| EXERCISE REQUIREMENTS |
Locate every line that holds the string "control" and copy it.
*-*-*
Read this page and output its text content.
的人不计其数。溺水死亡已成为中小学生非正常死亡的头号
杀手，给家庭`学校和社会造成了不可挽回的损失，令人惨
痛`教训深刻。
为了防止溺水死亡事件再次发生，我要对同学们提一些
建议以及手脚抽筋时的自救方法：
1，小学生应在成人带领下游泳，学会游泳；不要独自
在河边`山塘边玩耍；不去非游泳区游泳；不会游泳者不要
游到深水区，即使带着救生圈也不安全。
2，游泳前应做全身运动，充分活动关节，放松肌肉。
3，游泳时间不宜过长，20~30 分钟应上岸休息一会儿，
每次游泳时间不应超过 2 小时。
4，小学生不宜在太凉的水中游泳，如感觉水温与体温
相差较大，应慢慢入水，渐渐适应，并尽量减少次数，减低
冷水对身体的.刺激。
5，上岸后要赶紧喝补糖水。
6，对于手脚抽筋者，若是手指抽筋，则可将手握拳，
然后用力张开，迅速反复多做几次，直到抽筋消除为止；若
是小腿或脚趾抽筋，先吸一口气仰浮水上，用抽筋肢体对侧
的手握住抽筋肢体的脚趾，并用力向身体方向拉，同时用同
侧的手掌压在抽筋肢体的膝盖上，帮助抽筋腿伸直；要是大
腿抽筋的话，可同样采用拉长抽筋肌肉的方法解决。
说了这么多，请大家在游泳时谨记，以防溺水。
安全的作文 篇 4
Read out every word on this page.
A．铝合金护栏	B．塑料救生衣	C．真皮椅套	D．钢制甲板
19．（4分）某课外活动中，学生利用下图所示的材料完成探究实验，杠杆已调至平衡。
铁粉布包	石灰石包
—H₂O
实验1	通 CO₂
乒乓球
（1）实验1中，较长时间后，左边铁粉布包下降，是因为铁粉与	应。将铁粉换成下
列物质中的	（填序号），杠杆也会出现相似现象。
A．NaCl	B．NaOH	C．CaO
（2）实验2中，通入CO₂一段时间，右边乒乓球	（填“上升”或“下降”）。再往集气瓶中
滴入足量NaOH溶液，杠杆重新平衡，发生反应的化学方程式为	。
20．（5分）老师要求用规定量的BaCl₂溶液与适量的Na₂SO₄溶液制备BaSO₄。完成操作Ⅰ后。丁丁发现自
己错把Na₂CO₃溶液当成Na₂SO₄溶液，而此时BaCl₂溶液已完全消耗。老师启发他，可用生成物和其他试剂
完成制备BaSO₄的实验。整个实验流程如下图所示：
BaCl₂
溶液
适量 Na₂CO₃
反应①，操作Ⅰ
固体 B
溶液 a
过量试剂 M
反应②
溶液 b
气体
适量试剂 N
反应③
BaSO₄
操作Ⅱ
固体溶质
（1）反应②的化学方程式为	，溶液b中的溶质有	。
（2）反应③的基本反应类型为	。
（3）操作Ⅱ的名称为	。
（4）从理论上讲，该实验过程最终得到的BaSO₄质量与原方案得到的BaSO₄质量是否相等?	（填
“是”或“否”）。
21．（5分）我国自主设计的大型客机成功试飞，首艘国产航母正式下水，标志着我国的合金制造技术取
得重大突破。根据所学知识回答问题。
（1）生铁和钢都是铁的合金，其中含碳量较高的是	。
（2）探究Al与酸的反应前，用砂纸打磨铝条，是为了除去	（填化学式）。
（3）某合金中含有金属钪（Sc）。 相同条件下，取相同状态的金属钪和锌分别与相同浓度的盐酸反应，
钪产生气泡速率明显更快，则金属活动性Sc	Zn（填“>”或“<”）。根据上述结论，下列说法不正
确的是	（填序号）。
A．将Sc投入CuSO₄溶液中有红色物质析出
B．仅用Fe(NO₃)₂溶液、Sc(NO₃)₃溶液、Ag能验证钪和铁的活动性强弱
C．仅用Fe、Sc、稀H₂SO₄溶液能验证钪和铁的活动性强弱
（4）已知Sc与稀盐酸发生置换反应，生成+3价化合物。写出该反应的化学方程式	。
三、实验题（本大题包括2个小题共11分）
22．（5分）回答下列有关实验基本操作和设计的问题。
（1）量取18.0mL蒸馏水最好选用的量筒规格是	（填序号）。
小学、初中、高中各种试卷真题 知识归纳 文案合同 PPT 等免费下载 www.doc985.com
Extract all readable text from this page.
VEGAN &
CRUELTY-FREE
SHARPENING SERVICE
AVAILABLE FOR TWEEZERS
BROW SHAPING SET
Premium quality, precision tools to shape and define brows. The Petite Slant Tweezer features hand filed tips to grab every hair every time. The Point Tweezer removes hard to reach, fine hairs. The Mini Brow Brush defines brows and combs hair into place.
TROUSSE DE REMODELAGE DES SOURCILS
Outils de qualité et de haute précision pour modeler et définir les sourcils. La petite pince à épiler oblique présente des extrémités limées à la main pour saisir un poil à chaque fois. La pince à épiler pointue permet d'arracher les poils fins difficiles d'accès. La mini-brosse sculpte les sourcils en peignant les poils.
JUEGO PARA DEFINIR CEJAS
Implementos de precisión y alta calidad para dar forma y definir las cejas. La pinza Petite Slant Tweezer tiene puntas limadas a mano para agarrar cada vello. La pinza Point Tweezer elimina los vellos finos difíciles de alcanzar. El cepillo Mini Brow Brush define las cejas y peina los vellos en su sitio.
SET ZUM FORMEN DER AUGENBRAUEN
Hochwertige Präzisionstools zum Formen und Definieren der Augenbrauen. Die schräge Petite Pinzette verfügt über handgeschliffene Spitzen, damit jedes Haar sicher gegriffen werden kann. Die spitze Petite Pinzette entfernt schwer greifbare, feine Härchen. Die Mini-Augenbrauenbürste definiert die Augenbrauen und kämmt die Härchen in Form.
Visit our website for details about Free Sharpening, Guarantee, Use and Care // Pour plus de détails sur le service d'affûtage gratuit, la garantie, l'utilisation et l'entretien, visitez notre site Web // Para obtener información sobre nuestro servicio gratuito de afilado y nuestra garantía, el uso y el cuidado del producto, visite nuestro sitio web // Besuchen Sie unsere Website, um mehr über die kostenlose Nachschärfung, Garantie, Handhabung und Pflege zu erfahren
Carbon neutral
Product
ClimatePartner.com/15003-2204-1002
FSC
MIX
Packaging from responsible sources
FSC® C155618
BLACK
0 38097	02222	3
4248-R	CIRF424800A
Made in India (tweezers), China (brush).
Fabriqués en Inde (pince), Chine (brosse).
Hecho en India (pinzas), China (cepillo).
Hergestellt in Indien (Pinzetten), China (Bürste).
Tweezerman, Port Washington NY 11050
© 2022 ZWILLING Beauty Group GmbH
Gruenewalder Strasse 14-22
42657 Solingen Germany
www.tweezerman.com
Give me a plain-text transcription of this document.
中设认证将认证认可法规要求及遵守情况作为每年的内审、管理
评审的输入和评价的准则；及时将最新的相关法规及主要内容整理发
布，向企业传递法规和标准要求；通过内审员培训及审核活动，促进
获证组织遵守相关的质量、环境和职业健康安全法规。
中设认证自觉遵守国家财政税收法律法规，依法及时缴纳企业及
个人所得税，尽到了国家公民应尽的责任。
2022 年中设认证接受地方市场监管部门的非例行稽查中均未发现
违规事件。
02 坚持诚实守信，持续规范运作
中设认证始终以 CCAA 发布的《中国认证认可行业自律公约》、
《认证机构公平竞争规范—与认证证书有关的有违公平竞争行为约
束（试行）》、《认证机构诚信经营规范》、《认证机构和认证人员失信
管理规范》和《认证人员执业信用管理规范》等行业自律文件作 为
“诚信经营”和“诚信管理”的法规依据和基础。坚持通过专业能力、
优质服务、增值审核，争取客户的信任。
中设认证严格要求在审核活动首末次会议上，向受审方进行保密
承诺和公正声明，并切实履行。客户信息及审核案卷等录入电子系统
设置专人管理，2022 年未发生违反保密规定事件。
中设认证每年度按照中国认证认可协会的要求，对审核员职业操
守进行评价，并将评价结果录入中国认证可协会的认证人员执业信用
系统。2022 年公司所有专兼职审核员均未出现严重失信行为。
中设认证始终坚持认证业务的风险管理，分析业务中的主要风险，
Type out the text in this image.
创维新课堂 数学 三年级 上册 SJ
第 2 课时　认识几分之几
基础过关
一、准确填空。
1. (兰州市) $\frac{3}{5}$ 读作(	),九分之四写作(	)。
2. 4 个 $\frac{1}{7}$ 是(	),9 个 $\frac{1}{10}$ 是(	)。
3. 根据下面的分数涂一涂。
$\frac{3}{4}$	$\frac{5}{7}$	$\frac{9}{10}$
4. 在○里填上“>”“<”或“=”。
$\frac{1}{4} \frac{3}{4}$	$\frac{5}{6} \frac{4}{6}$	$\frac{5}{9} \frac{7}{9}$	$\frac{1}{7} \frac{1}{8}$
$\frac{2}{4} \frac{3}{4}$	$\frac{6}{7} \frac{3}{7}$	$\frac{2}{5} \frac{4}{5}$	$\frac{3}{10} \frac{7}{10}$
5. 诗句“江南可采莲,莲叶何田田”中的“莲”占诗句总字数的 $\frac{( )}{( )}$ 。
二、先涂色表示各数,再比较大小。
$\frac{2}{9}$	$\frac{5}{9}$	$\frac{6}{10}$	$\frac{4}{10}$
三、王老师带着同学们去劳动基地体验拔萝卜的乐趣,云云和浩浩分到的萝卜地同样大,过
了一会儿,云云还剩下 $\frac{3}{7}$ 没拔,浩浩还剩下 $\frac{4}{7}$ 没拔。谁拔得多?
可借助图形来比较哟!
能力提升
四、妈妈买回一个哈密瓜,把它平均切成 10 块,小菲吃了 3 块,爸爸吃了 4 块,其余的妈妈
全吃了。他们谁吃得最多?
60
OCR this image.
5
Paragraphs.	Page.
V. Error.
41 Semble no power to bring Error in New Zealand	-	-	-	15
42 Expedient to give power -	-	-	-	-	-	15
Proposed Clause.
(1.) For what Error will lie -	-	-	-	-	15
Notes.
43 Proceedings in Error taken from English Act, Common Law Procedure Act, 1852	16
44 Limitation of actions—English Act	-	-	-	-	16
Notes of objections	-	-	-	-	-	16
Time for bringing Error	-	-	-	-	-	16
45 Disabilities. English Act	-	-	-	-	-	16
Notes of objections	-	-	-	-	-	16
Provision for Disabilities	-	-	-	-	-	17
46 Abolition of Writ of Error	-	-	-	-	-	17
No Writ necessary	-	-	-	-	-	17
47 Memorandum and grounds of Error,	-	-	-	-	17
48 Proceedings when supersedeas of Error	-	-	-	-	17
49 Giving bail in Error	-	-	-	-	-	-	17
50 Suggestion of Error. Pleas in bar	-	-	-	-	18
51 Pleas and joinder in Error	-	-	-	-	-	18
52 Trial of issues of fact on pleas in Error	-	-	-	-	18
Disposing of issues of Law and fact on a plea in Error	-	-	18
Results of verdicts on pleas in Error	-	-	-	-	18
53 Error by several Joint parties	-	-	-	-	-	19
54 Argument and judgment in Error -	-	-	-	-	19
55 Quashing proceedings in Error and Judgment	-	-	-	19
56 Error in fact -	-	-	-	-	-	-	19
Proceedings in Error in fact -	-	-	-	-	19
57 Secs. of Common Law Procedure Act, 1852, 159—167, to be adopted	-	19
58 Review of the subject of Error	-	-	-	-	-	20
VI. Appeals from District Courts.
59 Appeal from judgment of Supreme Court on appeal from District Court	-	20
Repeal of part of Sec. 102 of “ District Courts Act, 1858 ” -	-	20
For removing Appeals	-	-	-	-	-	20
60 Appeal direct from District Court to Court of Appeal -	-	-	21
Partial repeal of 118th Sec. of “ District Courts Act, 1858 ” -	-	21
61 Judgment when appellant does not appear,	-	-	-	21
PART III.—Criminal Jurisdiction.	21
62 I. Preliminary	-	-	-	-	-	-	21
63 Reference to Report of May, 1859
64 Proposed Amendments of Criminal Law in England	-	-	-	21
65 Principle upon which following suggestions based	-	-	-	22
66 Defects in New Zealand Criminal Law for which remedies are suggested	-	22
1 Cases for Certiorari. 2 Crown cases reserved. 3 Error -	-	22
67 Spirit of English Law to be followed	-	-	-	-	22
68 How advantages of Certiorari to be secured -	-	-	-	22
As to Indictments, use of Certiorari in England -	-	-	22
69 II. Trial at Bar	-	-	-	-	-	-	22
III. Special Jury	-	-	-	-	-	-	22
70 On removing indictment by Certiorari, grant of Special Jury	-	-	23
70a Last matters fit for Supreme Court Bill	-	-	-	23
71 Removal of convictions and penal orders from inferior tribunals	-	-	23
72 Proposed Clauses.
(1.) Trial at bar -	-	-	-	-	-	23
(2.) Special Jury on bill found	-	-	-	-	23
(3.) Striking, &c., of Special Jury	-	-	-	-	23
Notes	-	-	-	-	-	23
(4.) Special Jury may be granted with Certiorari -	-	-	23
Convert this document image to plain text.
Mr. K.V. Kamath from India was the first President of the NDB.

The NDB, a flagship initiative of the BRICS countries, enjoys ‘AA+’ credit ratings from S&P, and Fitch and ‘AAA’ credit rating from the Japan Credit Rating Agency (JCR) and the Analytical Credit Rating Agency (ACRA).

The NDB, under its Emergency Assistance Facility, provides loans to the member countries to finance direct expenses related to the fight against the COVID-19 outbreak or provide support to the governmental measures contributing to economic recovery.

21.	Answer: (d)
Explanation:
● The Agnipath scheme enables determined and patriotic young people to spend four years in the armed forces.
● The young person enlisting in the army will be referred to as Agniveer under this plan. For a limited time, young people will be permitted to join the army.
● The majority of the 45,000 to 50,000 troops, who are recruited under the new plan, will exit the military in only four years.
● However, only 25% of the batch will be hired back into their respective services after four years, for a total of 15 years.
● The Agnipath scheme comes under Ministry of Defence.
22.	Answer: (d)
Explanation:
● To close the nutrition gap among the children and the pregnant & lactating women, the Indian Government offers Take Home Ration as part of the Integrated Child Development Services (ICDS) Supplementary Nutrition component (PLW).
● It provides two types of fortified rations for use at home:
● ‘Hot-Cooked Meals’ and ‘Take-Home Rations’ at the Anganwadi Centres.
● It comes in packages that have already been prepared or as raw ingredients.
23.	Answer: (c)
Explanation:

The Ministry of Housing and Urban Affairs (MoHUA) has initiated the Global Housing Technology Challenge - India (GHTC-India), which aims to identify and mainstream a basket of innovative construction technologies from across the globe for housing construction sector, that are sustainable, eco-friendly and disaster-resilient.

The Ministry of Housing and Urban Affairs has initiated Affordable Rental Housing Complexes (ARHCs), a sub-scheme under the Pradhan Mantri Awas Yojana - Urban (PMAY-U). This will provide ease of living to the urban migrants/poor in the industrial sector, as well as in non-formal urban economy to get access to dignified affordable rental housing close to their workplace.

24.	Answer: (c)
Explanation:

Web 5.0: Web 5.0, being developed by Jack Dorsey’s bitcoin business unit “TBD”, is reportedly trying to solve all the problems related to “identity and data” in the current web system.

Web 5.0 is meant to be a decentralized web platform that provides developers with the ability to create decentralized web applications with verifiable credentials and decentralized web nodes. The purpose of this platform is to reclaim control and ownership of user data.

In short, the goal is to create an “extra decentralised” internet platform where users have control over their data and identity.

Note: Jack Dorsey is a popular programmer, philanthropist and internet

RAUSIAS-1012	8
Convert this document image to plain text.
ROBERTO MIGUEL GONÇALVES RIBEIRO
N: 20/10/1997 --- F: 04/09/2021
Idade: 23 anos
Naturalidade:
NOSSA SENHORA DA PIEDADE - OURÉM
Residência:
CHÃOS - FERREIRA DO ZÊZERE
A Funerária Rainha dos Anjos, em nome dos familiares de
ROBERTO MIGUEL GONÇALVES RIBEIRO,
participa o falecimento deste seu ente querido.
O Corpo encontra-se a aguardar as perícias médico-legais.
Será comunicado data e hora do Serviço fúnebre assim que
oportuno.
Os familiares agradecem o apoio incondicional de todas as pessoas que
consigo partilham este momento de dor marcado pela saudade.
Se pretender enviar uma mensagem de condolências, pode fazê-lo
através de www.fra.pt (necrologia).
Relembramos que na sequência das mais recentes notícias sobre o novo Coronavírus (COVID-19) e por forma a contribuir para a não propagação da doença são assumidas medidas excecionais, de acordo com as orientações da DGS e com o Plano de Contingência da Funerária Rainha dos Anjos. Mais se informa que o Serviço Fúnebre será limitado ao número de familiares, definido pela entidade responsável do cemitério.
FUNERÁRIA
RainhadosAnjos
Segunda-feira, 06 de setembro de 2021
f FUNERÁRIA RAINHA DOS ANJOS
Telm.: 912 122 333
*-*-*
| ANSWER |
Web 5.0 is meant to be a decentralized web platform that provides developers with the ability to create decentralized web applications with verifiable credentials and decentralized web nodes. The purpose of this platform is to reclaim control and ownership of user data.
In short, the goal is to create an “extra decentralised” internet platform where users have control over their data and identity.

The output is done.